*Exercise instructions*
Among the lines below, list those containing the string "JSON".

[Rows from a figure dataset]
——————————

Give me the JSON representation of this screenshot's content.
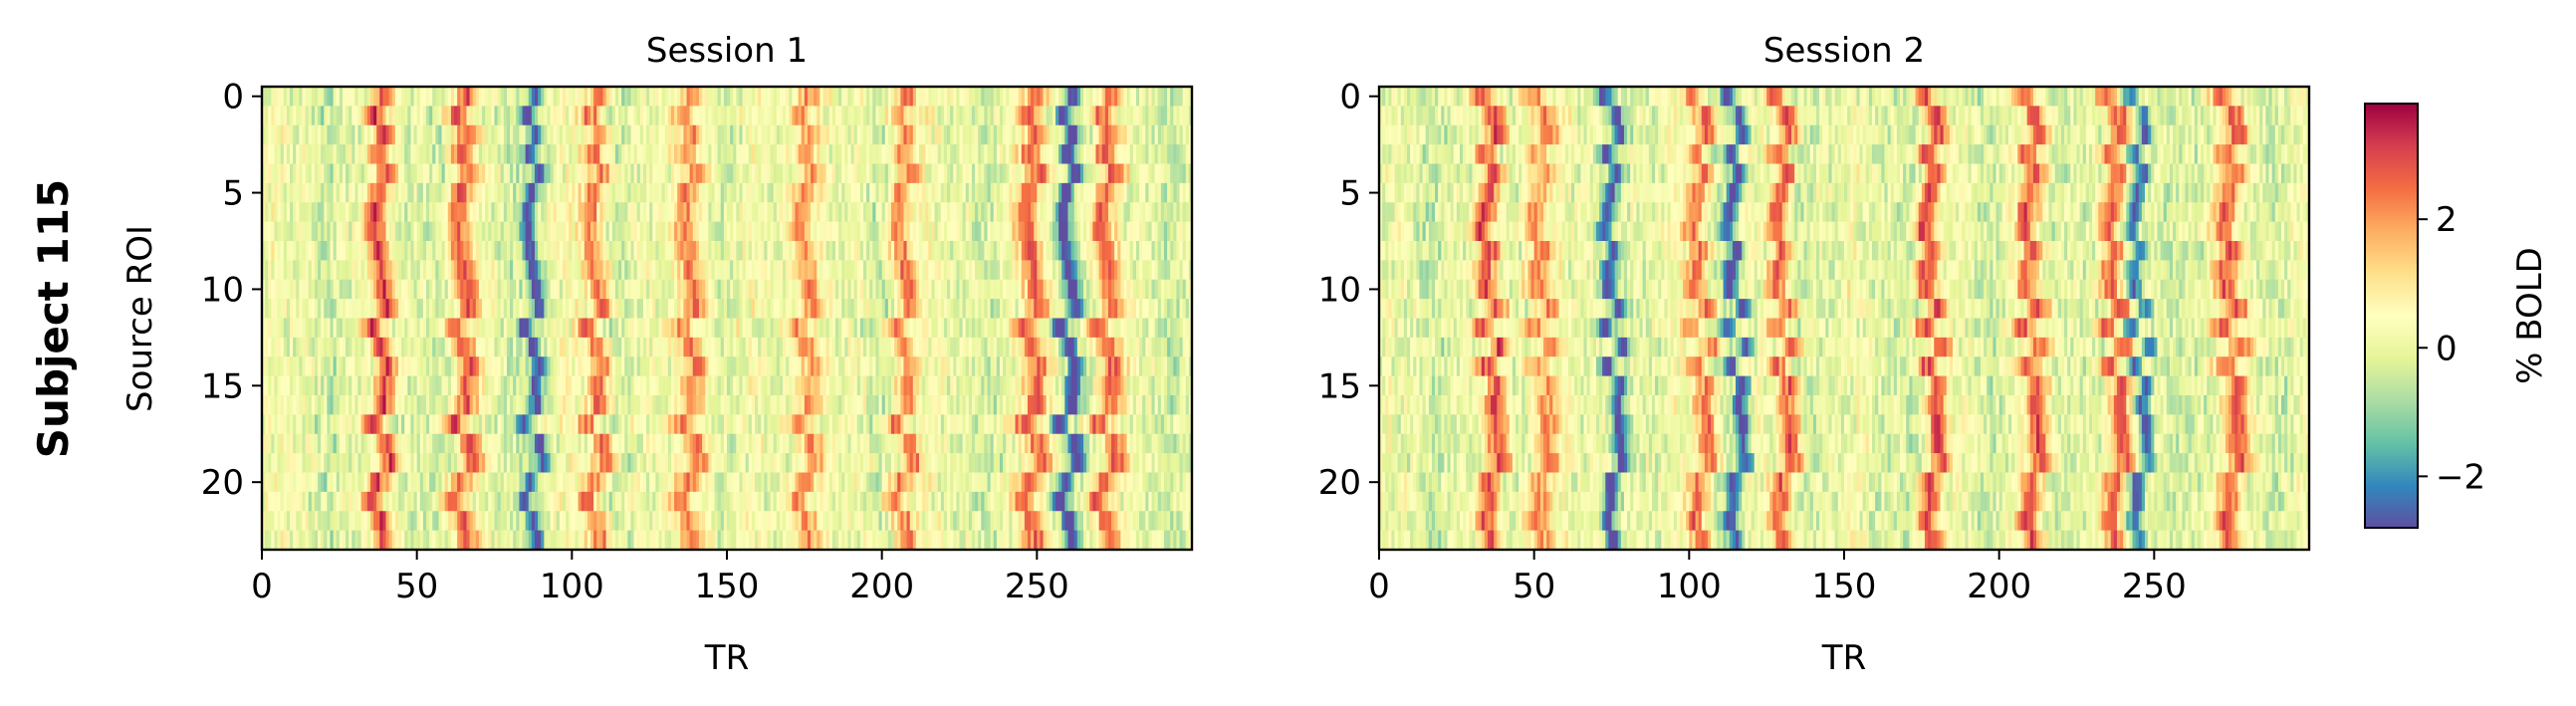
{
  "figure": {
    "row_label": "Subject 115"
  },
  "chart_data": [
    {
      "type": "heatmap",
      "title": "Session 1",
      "xlabel": "TR",
      "ylabel": "Source ROI",
      "x_range": [
        0,
        300
      ],
      "y_range": [
        0,
        24
      ],
      "x_ticks": [
        0,
        50,
        100,
        150,
        200,
        250
      ],
      "y_ticks": [
        0,
        5,
        10,
        15,
        20
      ],
      "n_rois": 24,
      "n_trs": 300,
      "grid": false,
      "peaks_TR": [
        38,
        65,
        107,
        138,
        175,
        207,
        248,
        272
      ],
      "troughs_TR": [
        87,
        260
      ]
    },
    {
      "type": "heatmap",
      "title": "Session 2",
      "xlabel": "TR",
      "ylabel": "",
      "x_range": [
        0,
        300
      ],
      "y_range": [
        0,
        24
      ],
      "x_ticks": [
        0,
        50,
        100,
        150,
        200,
        250
      ],
      "y_ticks": [
        0,
        5,
        10,
        15,
        20
      ],
      "n_rois": 24,
      "n_trs": 300,
      "grid": false,
      "peaks_TR": [
        36,
        52,
        103,
        130,
        178,
        210,
        237,
        275
      ],
      "troughs_TR": [
        75,
        115,
        245
      ]
    }
  ],
  "colorbar": {
    "label": "% BOLD",
    "colormap": "Spectral_r",
    "range": [
      -2.8,
      3.8
    ],
    "ticks": [
      -2,
      0,
      2
    ],
    "tick_labels": [
      "−2",
      "0",
      "2"
    ]
  },
  "colors": {
    "spectral_r": [
      "#5e4fa2",
      "#3288bd",
      "#66c2a5",
      "#abdda4",
      "#e6f598",
      "#ffffbf",
      "#fee08b",
      "#fdae61",
      "#f46d43",
      "#d53e4f",
      "#9e0142"
    ]
  }
}
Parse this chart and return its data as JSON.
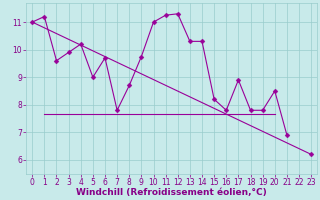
{
  "xlabel": "Windchill (Refroidissement éolien,°C)",
  "x": [
    0,
    1,
    2,
    3,
    4,
    5,
    6,
    7,
    8,
    9,
    10,
    11,
    12,
    13,
    14,
    15,
    16,
    17,
    18,
    19,
    20,
    21,
    22,
    23
  ],
  "y_line": [
    11.0,
    11.2,
    9.6,
    9.9,
    10.2,
    9.0,
    9.7,
    7.8,
    8.7,
    9.75,
    11.0,
    11.25,
    11.3,
    10.3,
    10.3,
    8.2,
    7.8,
    8.9,
    7.8,
    7.8,
    8.5,
    6.9,
    null,
    6.2
  ],
  "trend_x1": 0,
  "trend_y1": 11.0,
  "trend_x2": 23,
  "trend_y2": 6.2,
  "flat_x1": 1,
  "flat_x2": 20,
  "flat_y": 7.65,
  "bg_color": "#c8eaea",
  "grid_color": "#99cccc",
  "line_color": "#990099",
  "marker": "D",
  "marker_size": 2.5,
  "linewidth": 0.8,
  "ylim": [
    5.5,
    11.7
  ],
  "xlim": [
    -0.5,
    23.5
  ],
  "yticks": [
    6,
    7,
    8,
    9,
    10,
    11
  ],
  "xticks": [
    0,
    1,
    2,
    3,
    4,
    5,
    6,
    7,
    8,
    9,
    10,
    11,
    12,
    13,
    14,
    15,
    16,
    17,
    18,
    19,
    20,
    21,
    22,
    23
  ],
  "tick_fontsize": 5.5,
  "xlabel_fontsize": 6.5,
  "axis_label_color": "#880088"
}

——————————

*Written response*
Give me the JSON representation of this screenshot's content.
Parse this chart and return its data as JSON.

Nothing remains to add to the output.